Dataset rows
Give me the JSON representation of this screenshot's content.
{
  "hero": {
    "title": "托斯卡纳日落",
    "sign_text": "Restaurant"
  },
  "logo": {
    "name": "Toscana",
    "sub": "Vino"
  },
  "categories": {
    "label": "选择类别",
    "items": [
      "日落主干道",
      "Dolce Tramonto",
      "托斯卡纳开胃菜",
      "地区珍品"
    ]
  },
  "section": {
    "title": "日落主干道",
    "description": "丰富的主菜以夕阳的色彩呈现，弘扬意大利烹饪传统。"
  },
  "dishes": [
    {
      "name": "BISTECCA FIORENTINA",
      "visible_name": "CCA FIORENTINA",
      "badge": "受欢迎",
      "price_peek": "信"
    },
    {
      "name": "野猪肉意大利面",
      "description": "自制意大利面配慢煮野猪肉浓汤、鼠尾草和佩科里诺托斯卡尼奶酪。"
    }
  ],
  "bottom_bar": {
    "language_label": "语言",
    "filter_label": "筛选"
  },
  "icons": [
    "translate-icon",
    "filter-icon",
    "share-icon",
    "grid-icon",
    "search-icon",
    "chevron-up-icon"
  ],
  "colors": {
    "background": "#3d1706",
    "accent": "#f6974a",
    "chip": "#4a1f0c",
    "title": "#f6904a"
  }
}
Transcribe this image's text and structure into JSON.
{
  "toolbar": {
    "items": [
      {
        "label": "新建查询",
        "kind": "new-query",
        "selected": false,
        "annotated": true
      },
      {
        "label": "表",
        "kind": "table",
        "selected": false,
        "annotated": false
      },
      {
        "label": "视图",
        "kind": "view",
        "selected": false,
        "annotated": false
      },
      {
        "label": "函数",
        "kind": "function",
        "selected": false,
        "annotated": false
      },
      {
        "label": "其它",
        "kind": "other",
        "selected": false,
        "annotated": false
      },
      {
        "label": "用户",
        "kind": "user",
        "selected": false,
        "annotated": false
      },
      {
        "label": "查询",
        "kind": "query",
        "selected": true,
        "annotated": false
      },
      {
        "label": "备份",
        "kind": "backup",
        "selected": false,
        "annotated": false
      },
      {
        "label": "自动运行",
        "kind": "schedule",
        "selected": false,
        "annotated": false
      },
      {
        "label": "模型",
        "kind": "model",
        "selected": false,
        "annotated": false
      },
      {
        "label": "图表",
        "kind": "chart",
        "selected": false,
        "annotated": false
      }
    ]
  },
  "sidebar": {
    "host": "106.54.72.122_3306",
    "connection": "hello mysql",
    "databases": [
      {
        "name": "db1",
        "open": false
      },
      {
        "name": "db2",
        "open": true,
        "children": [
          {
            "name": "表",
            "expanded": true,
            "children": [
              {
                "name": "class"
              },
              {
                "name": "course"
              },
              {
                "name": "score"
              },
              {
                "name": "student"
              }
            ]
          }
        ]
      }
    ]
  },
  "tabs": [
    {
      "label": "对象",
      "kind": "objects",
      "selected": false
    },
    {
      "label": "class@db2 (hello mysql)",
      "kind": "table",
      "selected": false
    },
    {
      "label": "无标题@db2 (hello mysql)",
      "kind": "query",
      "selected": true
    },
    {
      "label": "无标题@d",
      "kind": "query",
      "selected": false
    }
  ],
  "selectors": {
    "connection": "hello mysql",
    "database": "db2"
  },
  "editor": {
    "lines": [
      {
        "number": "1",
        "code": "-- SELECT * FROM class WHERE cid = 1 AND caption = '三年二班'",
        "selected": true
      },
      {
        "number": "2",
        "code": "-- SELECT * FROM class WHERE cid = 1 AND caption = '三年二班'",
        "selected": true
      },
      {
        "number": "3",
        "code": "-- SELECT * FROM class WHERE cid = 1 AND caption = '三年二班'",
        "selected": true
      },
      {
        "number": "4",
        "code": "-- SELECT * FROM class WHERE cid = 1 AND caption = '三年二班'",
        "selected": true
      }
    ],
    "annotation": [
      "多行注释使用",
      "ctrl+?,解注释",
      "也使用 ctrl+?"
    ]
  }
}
==
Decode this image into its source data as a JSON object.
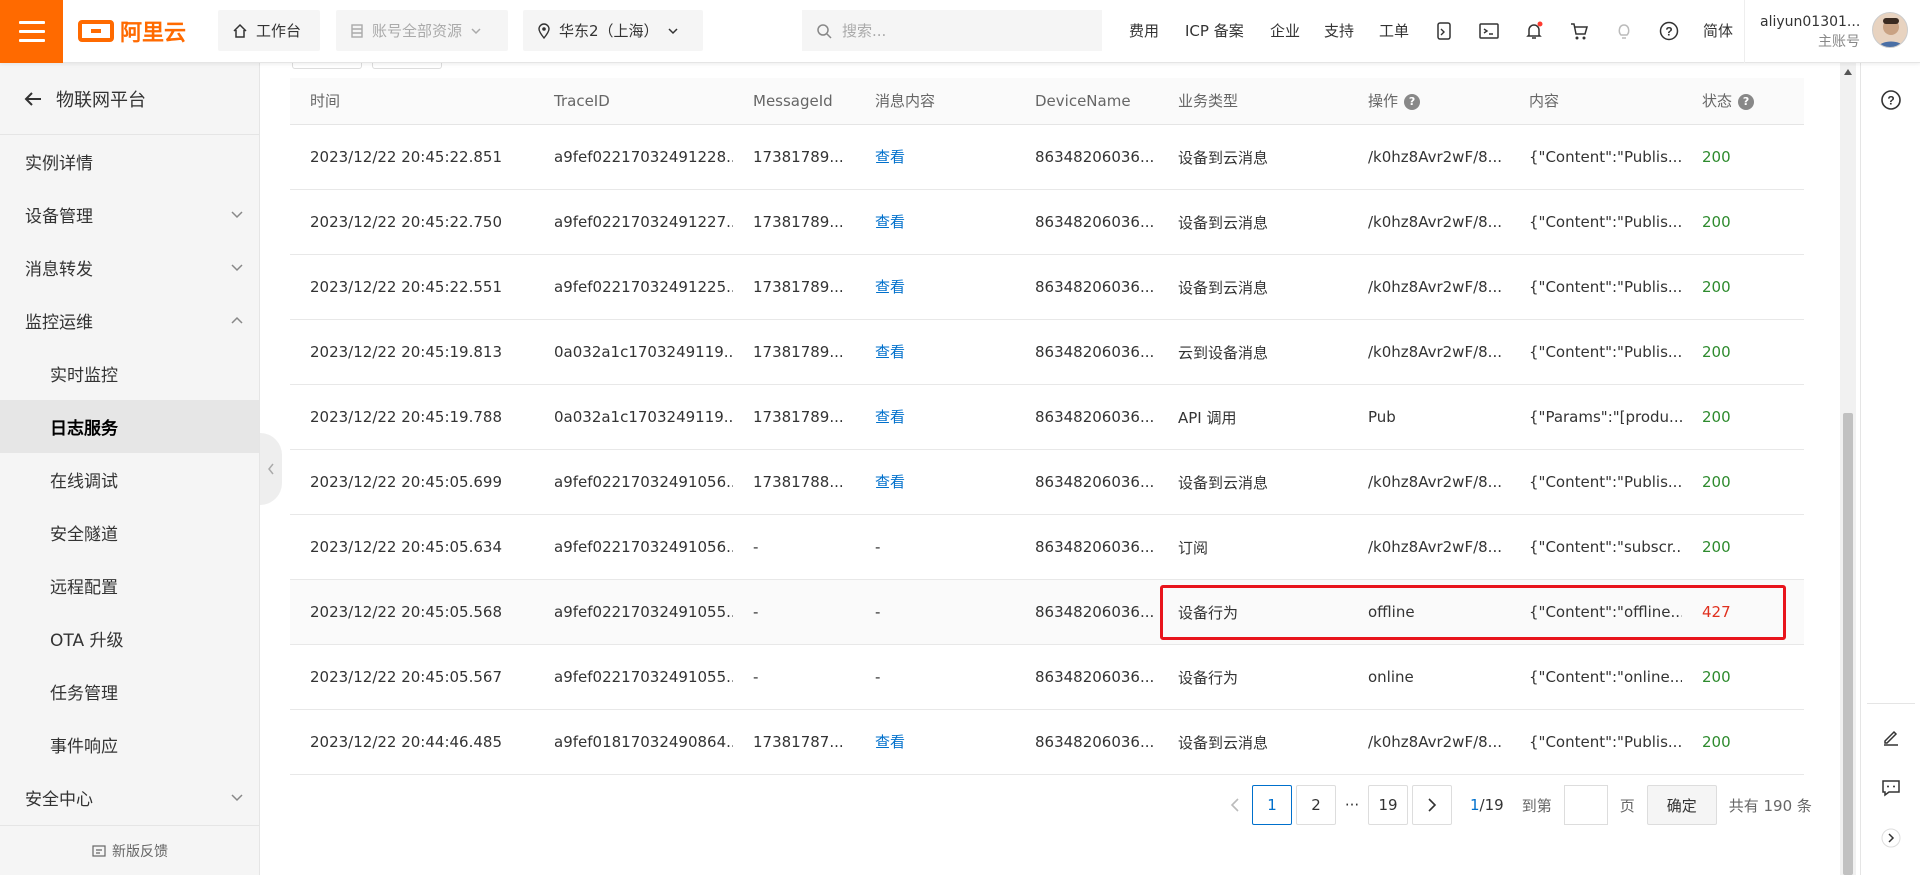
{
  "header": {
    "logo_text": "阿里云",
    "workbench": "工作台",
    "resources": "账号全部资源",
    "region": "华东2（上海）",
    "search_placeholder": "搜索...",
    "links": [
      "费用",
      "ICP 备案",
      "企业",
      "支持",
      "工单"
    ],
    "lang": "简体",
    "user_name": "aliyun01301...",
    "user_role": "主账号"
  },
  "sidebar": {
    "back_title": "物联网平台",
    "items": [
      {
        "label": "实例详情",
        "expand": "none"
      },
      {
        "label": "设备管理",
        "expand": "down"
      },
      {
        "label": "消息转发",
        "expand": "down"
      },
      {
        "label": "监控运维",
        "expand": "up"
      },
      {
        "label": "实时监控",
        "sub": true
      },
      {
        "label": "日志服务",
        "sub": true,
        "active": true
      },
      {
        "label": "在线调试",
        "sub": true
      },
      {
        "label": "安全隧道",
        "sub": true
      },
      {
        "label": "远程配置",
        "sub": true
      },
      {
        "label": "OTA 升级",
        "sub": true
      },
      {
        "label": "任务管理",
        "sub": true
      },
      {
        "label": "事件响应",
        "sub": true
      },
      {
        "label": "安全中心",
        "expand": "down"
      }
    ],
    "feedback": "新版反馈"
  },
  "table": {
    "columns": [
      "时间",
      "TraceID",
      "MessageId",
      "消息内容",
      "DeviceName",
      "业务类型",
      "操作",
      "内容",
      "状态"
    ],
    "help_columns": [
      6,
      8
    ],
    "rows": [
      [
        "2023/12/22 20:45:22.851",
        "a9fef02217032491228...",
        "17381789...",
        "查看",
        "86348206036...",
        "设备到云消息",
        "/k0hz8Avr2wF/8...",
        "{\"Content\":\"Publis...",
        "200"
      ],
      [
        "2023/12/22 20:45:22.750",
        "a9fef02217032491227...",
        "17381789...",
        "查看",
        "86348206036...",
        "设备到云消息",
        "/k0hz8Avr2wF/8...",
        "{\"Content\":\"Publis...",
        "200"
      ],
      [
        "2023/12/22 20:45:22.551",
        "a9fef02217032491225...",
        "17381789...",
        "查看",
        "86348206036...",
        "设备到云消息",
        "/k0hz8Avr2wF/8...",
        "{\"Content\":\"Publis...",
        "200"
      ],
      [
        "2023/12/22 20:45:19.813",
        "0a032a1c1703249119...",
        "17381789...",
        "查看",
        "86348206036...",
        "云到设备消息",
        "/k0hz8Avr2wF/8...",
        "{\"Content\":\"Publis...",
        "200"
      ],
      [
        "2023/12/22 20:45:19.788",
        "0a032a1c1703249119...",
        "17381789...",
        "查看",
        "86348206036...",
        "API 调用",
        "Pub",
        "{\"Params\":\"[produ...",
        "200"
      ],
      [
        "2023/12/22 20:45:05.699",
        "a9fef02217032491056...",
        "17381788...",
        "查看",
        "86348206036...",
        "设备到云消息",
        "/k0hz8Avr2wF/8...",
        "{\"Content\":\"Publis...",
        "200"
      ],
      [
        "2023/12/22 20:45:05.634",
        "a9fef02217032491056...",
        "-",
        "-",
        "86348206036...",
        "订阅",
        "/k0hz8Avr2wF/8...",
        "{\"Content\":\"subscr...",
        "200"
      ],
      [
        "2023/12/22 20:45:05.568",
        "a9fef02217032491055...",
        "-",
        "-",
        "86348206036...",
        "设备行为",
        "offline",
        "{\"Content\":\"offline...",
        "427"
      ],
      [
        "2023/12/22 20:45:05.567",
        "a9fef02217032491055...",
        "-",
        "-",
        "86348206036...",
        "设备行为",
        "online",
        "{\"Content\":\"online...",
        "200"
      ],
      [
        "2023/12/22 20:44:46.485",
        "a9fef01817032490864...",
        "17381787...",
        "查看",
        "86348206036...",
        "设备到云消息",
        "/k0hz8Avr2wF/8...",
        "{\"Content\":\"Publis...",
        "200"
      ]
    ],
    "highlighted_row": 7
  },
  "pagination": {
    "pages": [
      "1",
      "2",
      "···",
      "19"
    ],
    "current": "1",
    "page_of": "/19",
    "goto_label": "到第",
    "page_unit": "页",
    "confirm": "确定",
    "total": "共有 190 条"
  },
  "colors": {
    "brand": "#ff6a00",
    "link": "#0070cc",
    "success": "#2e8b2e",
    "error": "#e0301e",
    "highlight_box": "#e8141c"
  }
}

| Prompt |
Check each line of the entries above for the word "query". List the ones that have it.

| Task solution |
        "kind": "new-query",
        "kind": "query",
      "kind": "query",
      "kind": "query",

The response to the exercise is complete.